## [Work required]
Find the line containing "Transcribe the text in this document.", then output it and every line after it through the end of the listing below, exactly as written.

## [Input material]
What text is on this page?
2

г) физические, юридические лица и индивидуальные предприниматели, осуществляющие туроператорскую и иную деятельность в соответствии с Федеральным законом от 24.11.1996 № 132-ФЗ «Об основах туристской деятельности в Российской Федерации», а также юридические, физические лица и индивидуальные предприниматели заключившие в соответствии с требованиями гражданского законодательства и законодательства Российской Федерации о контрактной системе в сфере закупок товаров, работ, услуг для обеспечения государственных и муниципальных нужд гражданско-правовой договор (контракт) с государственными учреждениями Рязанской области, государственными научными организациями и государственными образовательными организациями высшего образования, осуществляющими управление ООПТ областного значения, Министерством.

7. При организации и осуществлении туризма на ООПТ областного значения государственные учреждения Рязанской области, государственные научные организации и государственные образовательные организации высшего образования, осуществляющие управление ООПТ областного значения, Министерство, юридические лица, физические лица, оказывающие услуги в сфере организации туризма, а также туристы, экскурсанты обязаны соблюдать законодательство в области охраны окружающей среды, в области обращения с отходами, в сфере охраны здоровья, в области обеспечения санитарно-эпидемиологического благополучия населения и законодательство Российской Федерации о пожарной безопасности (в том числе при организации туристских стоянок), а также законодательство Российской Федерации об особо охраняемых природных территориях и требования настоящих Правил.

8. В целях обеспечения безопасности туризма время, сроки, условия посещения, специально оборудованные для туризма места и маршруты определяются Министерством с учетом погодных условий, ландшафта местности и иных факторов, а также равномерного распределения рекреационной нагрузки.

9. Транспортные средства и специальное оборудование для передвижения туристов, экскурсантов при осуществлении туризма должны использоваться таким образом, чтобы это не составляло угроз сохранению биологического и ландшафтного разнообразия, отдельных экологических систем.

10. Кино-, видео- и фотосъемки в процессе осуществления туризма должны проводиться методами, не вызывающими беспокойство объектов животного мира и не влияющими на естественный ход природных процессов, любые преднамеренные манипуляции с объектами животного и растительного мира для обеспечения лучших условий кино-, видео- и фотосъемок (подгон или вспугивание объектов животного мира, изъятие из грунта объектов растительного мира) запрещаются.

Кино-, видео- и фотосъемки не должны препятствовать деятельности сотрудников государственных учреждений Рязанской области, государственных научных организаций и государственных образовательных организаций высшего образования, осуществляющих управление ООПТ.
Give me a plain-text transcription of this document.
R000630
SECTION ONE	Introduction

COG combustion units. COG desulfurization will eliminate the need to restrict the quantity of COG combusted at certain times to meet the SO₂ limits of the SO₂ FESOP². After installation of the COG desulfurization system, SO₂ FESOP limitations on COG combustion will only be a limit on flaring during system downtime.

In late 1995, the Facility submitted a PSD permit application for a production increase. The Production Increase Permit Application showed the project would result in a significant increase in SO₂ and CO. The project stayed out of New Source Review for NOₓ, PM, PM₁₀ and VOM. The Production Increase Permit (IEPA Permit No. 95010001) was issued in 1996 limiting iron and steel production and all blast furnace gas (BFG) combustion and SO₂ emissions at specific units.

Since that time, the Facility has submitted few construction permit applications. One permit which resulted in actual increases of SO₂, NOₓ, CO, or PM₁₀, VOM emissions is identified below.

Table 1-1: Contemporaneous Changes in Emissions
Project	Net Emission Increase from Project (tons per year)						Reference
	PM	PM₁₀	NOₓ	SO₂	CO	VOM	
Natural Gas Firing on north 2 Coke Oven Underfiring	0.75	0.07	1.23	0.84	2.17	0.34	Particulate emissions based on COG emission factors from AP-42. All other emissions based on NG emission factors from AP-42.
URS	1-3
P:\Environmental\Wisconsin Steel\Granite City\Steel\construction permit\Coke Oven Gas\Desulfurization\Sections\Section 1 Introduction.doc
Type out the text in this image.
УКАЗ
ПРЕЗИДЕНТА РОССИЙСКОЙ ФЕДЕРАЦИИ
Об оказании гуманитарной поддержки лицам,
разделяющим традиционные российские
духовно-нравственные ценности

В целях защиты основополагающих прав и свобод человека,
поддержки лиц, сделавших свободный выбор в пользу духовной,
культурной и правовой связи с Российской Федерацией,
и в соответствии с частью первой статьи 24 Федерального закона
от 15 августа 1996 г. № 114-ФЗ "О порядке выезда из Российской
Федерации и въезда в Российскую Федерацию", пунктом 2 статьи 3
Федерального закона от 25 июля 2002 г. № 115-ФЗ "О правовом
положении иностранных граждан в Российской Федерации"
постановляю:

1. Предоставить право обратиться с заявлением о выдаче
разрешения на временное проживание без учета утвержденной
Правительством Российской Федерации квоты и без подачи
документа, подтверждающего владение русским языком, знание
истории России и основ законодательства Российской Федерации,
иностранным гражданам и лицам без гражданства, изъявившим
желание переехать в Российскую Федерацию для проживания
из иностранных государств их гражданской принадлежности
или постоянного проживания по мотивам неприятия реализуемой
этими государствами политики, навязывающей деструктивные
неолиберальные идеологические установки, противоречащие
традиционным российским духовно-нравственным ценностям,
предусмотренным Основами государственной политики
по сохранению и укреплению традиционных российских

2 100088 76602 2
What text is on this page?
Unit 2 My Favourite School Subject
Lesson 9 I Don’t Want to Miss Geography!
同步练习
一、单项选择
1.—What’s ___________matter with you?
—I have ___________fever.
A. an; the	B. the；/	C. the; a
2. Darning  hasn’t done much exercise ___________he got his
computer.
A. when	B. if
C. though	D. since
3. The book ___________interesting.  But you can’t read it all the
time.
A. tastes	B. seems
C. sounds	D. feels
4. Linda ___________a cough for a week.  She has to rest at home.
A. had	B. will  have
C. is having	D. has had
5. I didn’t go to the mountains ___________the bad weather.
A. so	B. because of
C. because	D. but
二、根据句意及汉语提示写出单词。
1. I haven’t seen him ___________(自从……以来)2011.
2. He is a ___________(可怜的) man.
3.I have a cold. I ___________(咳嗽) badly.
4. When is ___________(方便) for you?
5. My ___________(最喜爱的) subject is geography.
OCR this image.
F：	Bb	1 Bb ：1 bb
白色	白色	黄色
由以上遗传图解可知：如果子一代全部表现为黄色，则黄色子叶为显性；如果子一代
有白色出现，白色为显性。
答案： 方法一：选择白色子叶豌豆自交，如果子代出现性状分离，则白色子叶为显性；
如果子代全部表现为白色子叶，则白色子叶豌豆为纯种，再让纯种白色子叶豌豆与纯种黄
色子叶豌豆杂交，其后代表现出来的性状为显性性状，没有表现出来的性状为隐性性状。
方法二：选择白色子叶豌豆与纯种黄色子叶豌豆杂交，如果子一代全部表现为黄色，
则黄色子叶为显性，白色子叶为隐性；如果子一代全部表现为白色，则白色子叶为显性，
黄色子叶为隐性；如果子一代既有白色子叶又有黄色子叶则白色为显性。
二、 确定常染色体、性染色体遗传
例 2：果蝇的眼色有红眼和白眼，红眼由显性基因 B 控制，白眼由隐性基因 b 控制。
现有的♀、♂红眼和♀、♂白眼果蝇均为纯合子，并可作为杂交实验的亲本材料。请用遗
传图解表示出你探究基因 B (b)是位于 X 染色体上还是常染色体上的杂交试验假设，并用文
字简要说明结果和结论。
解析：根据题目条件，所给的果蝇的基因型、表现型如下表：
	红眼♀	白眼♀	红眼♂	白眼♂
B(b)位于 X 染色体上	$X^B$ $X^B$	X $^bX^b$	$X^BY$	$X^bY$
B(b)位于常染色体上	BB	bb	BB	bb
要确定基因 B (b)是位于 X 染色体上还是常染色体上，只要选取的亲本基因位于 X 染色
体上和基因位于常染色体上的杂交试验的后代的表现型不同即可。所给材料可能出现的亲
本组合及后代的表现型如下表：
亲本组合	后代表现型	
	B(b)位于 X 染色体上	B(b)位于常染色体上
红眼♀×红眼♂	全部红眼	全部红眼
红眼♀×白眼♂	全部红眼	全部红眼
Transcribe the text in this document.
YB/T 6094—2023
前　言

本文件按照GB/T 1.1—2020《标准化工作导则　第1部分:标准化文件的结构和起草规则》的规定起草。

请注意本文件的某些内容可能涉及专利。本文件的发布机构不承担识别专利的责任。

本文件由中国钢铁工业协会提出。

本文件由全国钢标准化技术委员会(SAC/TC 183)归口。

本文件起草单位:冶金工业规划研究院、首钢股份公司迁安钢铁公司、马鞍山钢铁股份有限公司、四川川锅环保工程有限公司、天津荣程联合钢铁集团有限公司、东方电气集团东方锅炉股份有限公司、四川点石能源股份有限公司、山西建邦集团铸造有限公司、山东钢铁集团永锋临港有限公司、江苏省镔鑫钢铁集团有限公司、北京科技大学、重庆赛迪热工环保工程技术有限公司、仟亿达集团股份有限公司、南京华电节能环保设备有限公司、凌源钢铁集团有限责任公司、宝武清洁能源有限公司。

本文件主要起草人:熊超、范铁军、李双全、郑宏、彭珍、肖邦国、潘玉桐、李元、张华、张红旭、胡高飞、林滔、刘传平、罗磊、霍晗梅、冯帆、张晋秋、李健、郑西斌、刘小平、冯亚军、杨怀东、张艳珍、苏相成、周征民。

## [Correct result]
Transcribe the text in this document.
YB/T 6094—2023
前　言

本文件按照GB/T 1.1—2020《标准化工作导则　第1部分:标准化文件的结构和起草规则》的规定起草。

请注意本文件的某些内容可能涉及专利。本文件的发布机构不承担识别专利的责任。

本文件由中国钢铁工业协会提出。

本文件由全国钢标准化技术委员会(SAC/TC 183)归口。

本文件起草单位:冶金工业规划研究院、首钢股份公司迁安钢铁公司、马鞍山钢铁股份有限公司、四川川锅环保工程有限公司、天津荣程联合钢铁集团有限公司、东方电气集团东方锅炉股份有限公司、四川点石能源股份有限公司、山西建邦集团铸造有限公司、山东钢铁集团永锋临港有限公司、江苏省镔鑫钢铁集团有限公司、北京科技大学、重庆赛迪热工环保工程技术有限公司、仟亿达集团股份有限公司、南京华电节能环保设备有限公司、凌源钢铁集团有限责任公司、宝武清洁能源有限公司。

本文件主要起草人:熊超、范铁军、李双全、郑宏、彭珍、肖邦国、潘玉桐、李元、张华、张红旭、胡高飞、林滔、刘传平、罗磊、霍晗梅、冯帆、张晋秋、李健、郑西斌、刘小平、冯亚军、杨怀东、张艳珍、苏相成、周征民。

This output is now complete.